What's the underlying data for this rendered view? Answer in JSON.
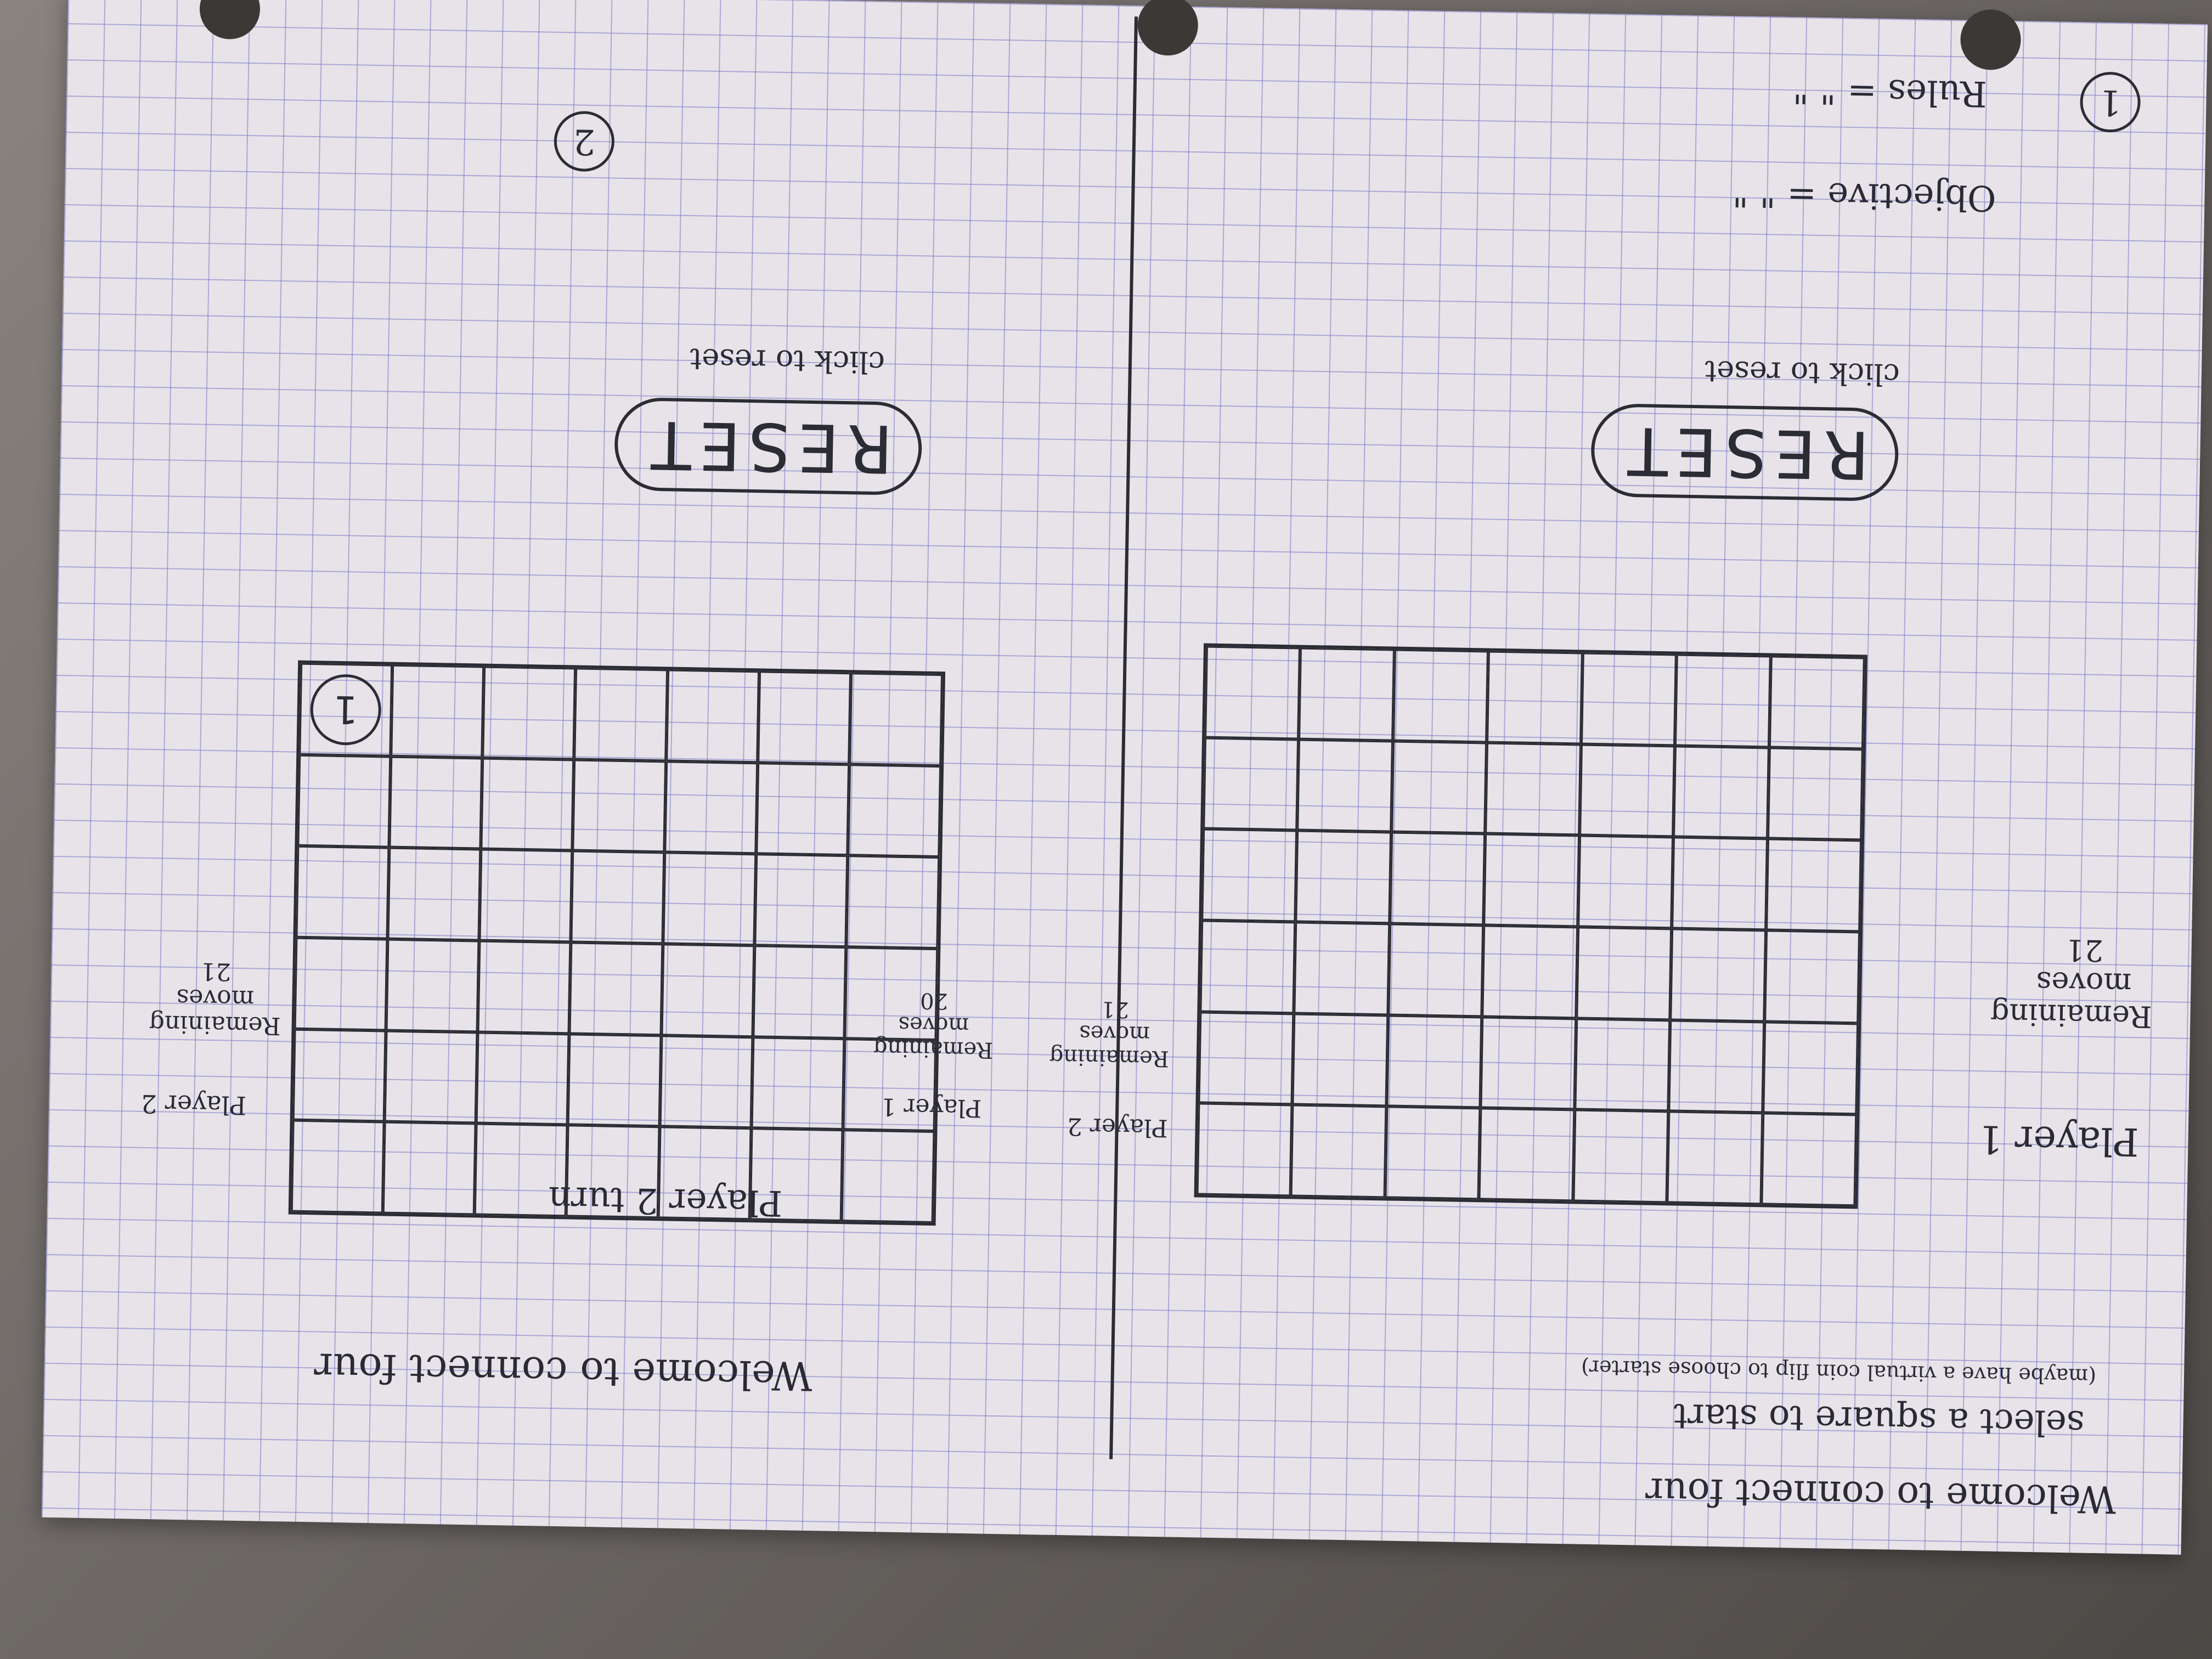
{
  "sketch": {
    "left_screen": {
      "welcome": "Welcome to connect four",
      "instruction": "select a square to start",
      "note": "(maybe have a virtual coin flip to choose starter)",
      "player1_label": "Player 1",
      "player2_label": "Player 2",
      "p1_remaining_label": "Remaining moves",
      "p1_remaining_value": "21",
      "p2_remaining_label": "Remaining moves",
      "p2_remaining_value": "21",
      "reset_label": "RESET",
      "reset_hint": "click to reset",
      "objective": "Objective = \" \"",
      "rules": "Rules = \" \"",
      "step_number": "1"
    },
    "right_screen": {
      "welcome": "Welcome to connect four",
      "turn": "Player 2 turn",
      "player1_label": "Player 1",
      "player2_label": "Player 2",
      "p1_remaining_label": "Remaining moves",
      "p1_remaining_value": "20",
      "p2_remaining_label": "Remaining moves",
      "p2_remaining_value": "21",
      "reset_label": "RESET",
      "reset_hint": "click to reset",
      "token_label": "1",
      "step_number": "2"
    }
  }
}
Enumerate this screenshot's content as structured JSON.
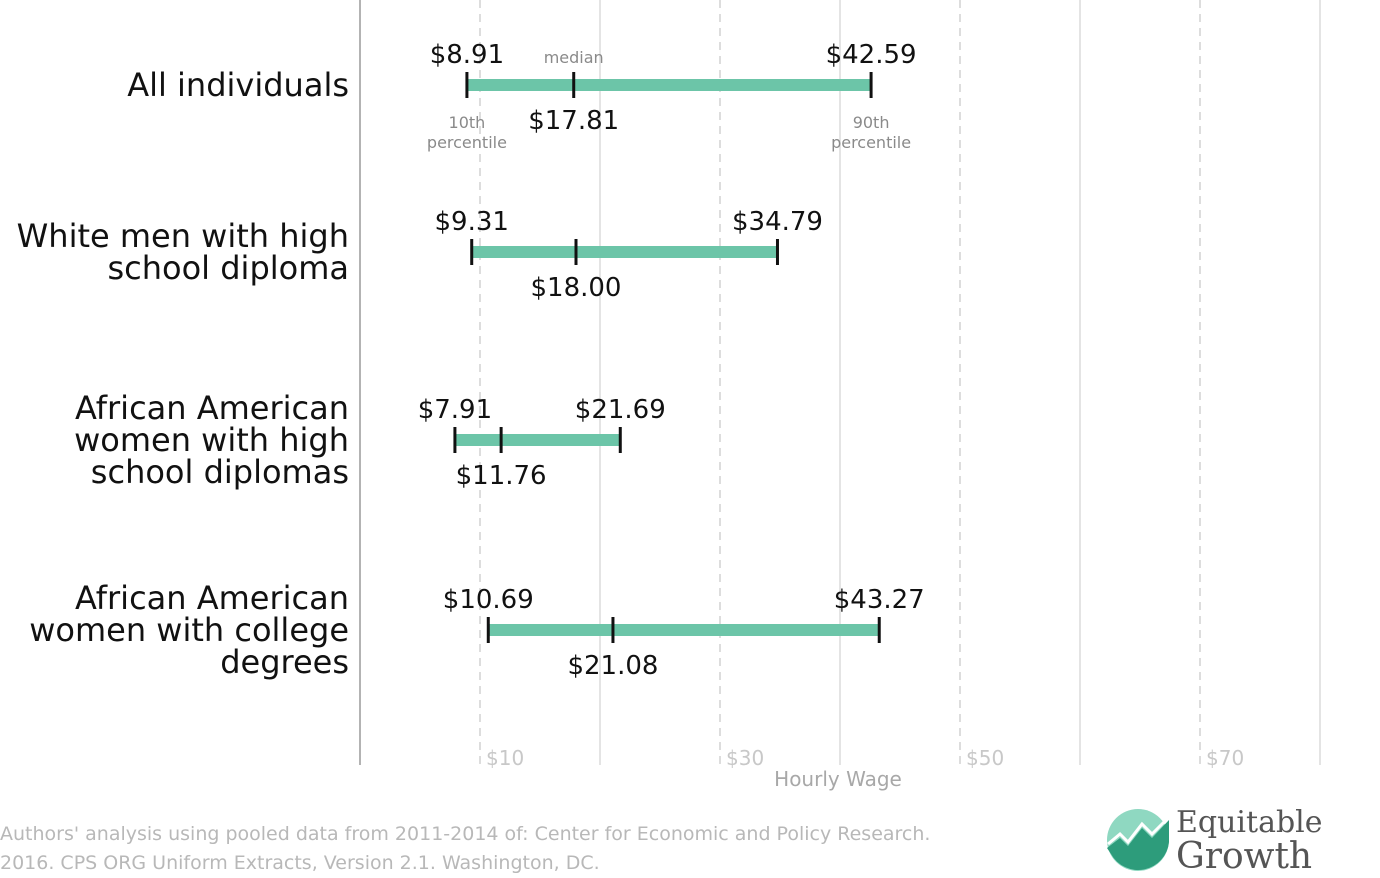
{
  "chart_data": {
    "type": "range",
    "xlabel": "Hourly Wage",
    "xlim": [
      0,
      80
    ],
    "tick_values": [
      10,
      30,
      50,
      70
    ],
    "tick_labels": [
      "$10",
      "$30",
      "$50",
      "$70"
    ],
    "grid": true,
    "bar_color": "#6cc5a8",
    "annotations": {
      "median": "median",
      "p10_line1": "10th",
      "p10_line2": "percentile",
      "p90_line1": "90th",
      "p90_line2": "percentile"
    },
    "rows": [
      {
        "category_lines": [
          "All individuals"
        ],
        "p10": 8.91,
        "median": 17.81,
        "p90": 42.59,
        "p10_label": "$8.91",
        "median_label": "$17.81",
        "p90_label": "$42.59"
      },
      {
        "category_lines": [
          "White men with high",
          "school diploma"
        ],
        "p10": 9.31,
        "median": 18.0,
        "p90": 34.79,
        "p10_label": "$9.31",
        "median_label": "$18.00",
        "p90_label": "$34.79"
      },
      {
        "category_lines": [
          "African American",
          "women with high",
          "school diplomas"
        ],
        "p10": 7.91,
        "median": 11.76,
        "p90": 21.69,
        "p10_label": "$7.91",
        "median_label": "$11.76",
        "p90_label": "$21.69"
      },
      {
        "category_lines": [
          "African American",
          "women with college",
          "degrees"
        ],
        "p10": 10.69,
        "median": 21.08,
        "p90": 43.27,
        "p10_label": "$10.69",
        "median_label": "$21.08",
        "p90_label": "$43.27"
      }
    ]
  },
  "source": {
    "line1": "Authors' analysis using pooled data from 2011-2014 of: Center for Economic and Policy Research.",
    "line2": "2016. CPS ORG Uniform Extracts, Version 2.1. Washington, DC."
  },
  "brand": {
    "line1": "Equitable",
    "line2": "Growth",
    "icon": "equitable-growth-logo-icon",
    "colors": {
      "dark": "#2d9c7b",
      "light": "#8fd8c1"
    }
  }
}
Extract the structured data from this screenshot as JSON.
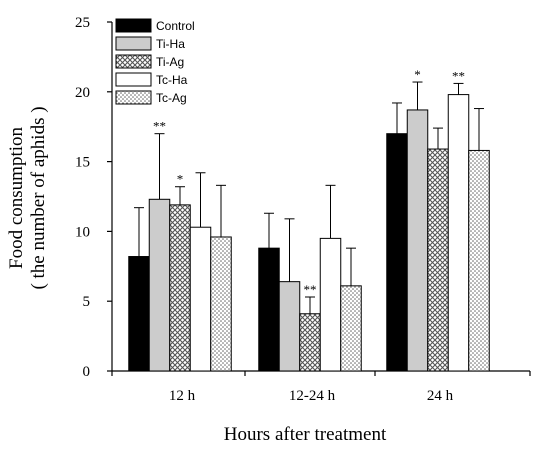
{
  "chart_data": {
    "type": "bar",
    "categories": [
      "12 h",
      "12-24 h",
      "24 h"
    ],
    "series": [
      {
        "name": "Control",
        "values": [
          8.2,
          8.8,
          17.0
        ],
        "errors": [
          3.5,
          2.5,
          2.2
        ],
        "significance": [
          "",
          "",
          ""
        ]
      },
      {
        "name": "Ti-Ha",
        "values": [
          12.3,
          6.4,
          18.7
        ],
        "errors": [
          4.7,
          4.5,
          2.0
        ],
        "significance": [
          "**",
          "",
          "*"
        ]
      },
      {
        "name": "Ti-Ag",
        "values": [
          11.9,
          4.1,
          15.9
        ],
        "errors": [
          1.3,
          1.2,
          1.5
        ],
        "significance": [
          "*",
          "**",
          ""
        ]
      },
      {
        "name": "Tc-Ha",
        "values": [
          10.3,
          9.5,
          19.8
        ],
        "errors": [
          3.9,
          3.8,
          0.8
        ],
        "significance": [
          "",
          "",
          "**"
        ]
      },
      {
        "name": "Tc-Ag",
        "values": [
          9.6,
          6.1,
          15.8
        ],
        "errors": [
          3.7,
          2.7,
          3.0
        ],
        "significance": [
          "",
          "",
          ""
        ]
      }
    ],
    "xlabel": "Hours after treatment",
    "ylabel_line1": "Food consumption",
    "ylabel_line2": "( the number of aphids )",
    "ylim": [
      0,
      25
    ],
    "yticks": [
      "0",
      "5",
      "10",
      "15",
      "20",
      "25"
    ],
    "legend_position": "top-left",
    "grid": false,
    "fills": {
      "Control": "#000000",
      "Ti-Ha": "#cccccc",
      "Ti-Ag": "crosshatch",
      "Tc-Ha": "#ffffff",
      "Tc-Ag": "dots"
    }
  }
}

__Written exercise__. From the listing above, pick out every line containing "JSON".

__Task response__.
What's the underlying data for this rendered view? Answer in JSON.
Enumerate this screenshot's content as structured JSON.
Extract the structured data from this screenshot as JSON.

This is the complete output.